((

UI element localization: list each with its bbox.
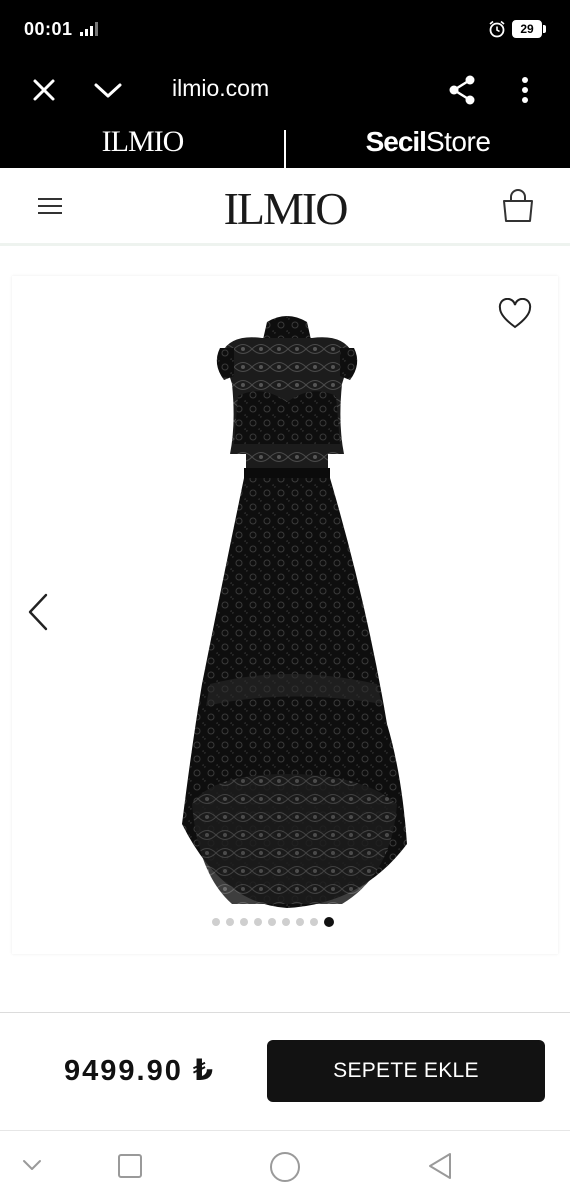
back-icon[interactable] [426,1151,454,1181]
add-to-cart-button[interactable]: SEPETE EKLE [267,1040,545,1102]
product-gallery[interactable] [12,276,558,954]
gallery-dot[interactable] [282,918,290,926]
gallery-pagination[interactable] [212,916,334,928]
brand-link-ilmio[interactable]: ILMIO [0,120,285,168]
brand-link-secilstore[interactable]: SecilStore [286,120,570,168]
shopping-bag-icon[interactable] [500,188,536,224]
brand-store-text: Store [425,126,491,157]
gallery-dot[interactable] [240,918,248,926]
status-bar: 00:01 29 [0,0,570,60]
system-nav-bar [0,1130,570,1203]
product-image [182,316,407,908]
gallery-dot[interactable] [254,918,262,926]
heart-icon[interactable] [498,298,532,330]
more-vertical-icon[interactable] [514,74,536,106]
gallery-dot[interactable] [212,918,220,926]
gallery-dot[interactable] [296,918,304,926]
product-price: 9499.90 ₺ [64,1055,216,1087]
browser-toolbar: ilmio.com [0,60,570,120]
gallery-dot[interactable] [226,918,234,926]
site-logo[interactable]: ILMIO [0,182,570,235]
battery-level: 29 [512,20,542,38]
signal-icon [80,22,98,36]
gallery-dot-active[interactable] [324,917,334,927]
gallery-dot[interactable] [268,918,276,926]
close-icon[interactable] [30,76,58,104]
share-icon[interactable] [446,74,478,106]
status-time: 00:01 [24,19,73,39]
chevron-down-icon[interactable] [22,1157,42,1173]
site-header: ILMIO [0,168,570,246]
chevron-down-icon[interactable] [92,76,124,104]
home-icon[interactable] [270,1152,300,1182]
brand-switcher: ILMIO SecilStore [0,120,570,168]
battery-icon: 29 [512,20,546,38]
recent-apps-icon[interactable] [118,1154,142,1178]
alarm-icon [489,20,505,38]
chevron-left-icon[interactable] [26,592,50,632]
url-text[interactable]: ilmio.com [172,75,269,102]
gallery-dot[interactable] [310,918,318,926]
add-to-cart-bar: 9499.90 ₺ SEPETE EKLE [0,1012,570,1126]
brand-secil-text: Secil [365,126,427,157]
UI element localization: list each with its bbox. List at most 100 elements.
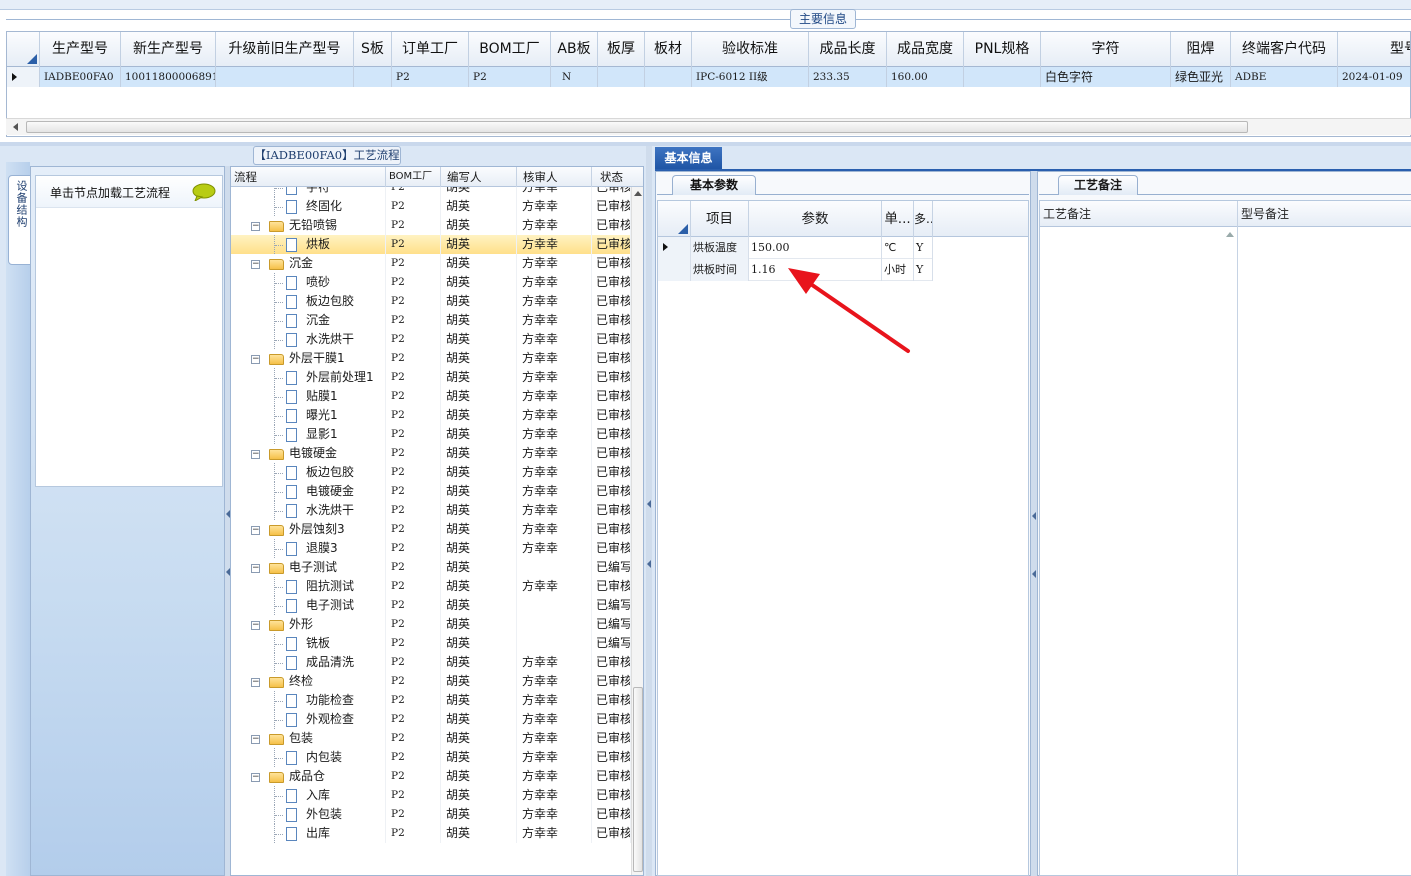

))

GIVEN INSTRUCTION: Copy out every line above word for word, leaving out the pictures.

WRITTEN SOLUTION:
UI element localization: list each with its bbox.
back-icon[interactable] [426,1151,454,1181]
add-to-cart-button[interactable]: SEPETE EKLE [267,1040,545,1102]
product-gallery[interactable] [12,276,558,954]
gallery-dot[interactable] [282,918,290,926]
gallery-pagination[interactable] [212,916,334,928]
brand-link-ilmio[interactable]: ILMIO [0,120,285,168]
brand-link-secilstore[interactable]: SecilStore [286,120,570,168]
shopping-bag-icon[interactable] [500,188,536,224]
brand-store-text: Store [425,126,491,157]
gallery-dot[interactable] [240,918,248,926]
status-bar: 00:01 29 [0,0,570,60]
system-nav-bar [0,1130,570,1203]
product-image [182,316,407,908]
gallery-dot[interactable] [254,918,262,926]
heart-icon[interactable] [498,298,532,330]
more-vertical-icon[interactable] [514,74,536,106]
gallery-dot[interactable] [212,918,220,926]
gallery-dot[interactable] [296,918,304,926]
product-price: 9499.90 ₺ [64,1055,216,1087]
browser-toolbar: ilmio.com [0,60,570,120]
gallery-dot[interactable] [226,918,234,926]
site-logo[interactable]: ILMIO [0,182,570,235]
battery-level: 29 [512,20,542,38]
signal-icon [80,22,98,36]
gallery-dot-active[interactable] [324,917,334,927]
gallery-dot[interactable] [268,918,276,926]
close-icon[interactable] [30,76,58,104]
share-icon[interactable] [446,74,478,106]
status-time: 00:01 [24,19,73,39]
chevron-down-icon[interactable] [22,1157,42,1173]
site-header: ILMIO [0,168,570,246]
chevron-down-icon[interactable] [92,76,124,104]
home-icon[interactable] [270,1152,300,1182]
brand-switcher: ILMIO SecilStore [0,120,570,168]
battery-icon: 29 [512,20,546,38]
recent-apps-icon[interactable] [118,1154,142,1178]
alarm-icon [489,20,505,38]
chevron-left-icon[interactable] [26,592,50,632]
url-text[interactable]: ilmio.com [172,75,269,102]
gallery-dot[interactable] [310,918,318,926]
add-to-cart-bar: 9499.90 ₺ SEPETE EKLE [0,1012,570,1126]
brand-secil-text: Secil [365,126,427,157]
UI element localization: list each with its bbox. List at most 100 elements.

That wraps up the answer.